The request: Single out the lines of the material that contain "malade" and copy them.

____ Listing

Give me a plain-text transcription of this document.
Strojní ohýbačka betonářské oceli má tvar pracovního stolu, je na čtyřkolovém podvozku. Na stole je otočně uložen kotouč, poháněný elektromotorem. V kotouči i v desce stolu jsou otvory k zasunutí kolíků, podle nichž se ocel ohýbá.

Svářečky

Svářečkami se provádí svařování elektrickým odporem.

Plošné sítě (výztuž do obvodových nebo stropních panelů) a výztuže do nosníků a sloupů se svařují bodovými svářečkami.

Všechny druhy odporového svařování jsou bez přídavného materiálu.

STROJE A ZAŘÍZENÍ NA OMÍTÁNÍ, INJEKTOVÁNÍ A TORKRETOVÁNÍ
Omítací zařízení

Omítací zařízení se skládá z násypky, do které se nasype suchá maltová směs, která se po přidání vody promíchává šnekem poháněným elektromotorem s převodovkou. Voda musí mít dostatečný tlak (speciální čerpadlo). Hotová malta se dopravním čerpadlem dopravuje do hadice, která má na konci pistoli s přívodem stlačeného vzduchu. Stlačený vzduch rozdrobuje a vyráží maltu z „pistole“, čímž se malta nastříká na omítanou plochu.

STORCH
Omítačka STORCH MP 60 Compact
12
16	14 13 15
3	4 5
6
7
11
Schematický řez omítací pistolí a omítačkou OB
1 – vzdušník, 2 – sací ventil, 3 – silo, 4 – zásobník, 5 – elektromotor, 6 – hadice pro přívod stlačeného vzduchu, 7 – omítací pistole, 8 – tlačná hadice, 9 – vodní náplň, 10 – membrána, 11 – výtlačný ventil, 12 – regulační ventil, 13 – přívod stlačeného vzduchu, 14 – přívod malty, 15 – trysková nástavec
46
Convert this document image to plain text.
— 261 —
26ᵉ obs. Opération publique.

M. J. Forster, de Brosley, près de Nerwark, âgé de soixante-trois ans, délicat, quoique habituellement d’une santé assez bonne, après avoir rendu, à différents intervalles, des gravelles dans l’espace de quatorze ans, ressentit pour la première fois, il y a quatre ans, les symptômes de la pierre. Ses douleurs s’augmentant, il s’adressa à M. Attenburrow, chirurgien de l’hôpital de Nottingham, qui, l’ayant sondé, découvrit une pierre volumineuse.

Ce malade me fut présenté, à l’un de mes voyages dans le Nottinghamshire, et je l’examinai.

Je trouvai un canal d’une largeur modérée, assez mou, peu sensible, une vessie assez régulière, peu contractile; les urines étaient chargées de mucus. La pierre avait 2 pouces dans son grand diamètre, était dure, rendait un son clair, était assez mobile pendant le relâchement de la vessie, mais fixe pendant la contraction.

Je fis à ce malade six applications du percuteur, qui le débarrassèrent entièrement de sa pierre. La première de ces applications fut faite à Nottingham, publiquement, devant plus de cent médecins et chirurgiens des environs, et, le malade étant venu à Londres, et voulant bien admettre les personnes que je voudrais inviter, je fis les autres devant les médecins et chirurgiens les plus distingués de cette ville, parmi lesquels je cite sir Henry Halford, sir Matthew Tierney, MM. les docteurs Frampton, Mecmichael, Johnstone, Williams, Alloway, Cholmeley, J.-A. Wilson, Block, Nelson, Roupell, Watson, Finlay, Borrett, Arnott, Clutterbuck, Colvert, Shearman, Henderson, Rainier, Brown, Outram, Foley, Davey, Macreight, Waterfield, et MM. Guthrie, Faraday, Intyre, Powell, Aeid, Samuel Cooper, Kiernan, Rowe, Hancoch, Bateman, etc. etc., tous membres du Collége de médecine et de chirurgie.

________

Result below:
Ce malade me fut présenté, à l’un de mes voyages dans le Nottinghamshire, et je l’examinai.
Je fis à ce malade six applications du percuteur, qui le débarrassèrent entièrement de sa pierre. La première de ces applications fut faite à Nottingham, publiquement, devant plus de cent médecins et chirurgiens des environs, et, le malade étant venu à Londres, et voulant bien admettre les personnes que je voudrais inviter, je fis les autres devant les médecins et chirurgiens les plus distingués de cette ville, parmi lesquels je cite sir Henry Halford, sir Matthew Tierney, MM. les docteurs Frampton, Mecmichael, Johnstone, Williams, Alloway, Cholmeley, J.-A. Wilson, Block, Nelson, Roupell, Watson, Finlay, Borrett, Arnott, Clutterbuck, Colvert, Shearman, Henderson, Rainier, Brown, Outram, Foley, Davey, Macreight, Waterfield, et MM. Guthrie, Faraday, Intyre, Powell, Aeid, Samuel Cooper, Kiernan, Rowe, Hancoch, Bateman, etc. etc., tous membres du Collége de médecine et de chirurgie.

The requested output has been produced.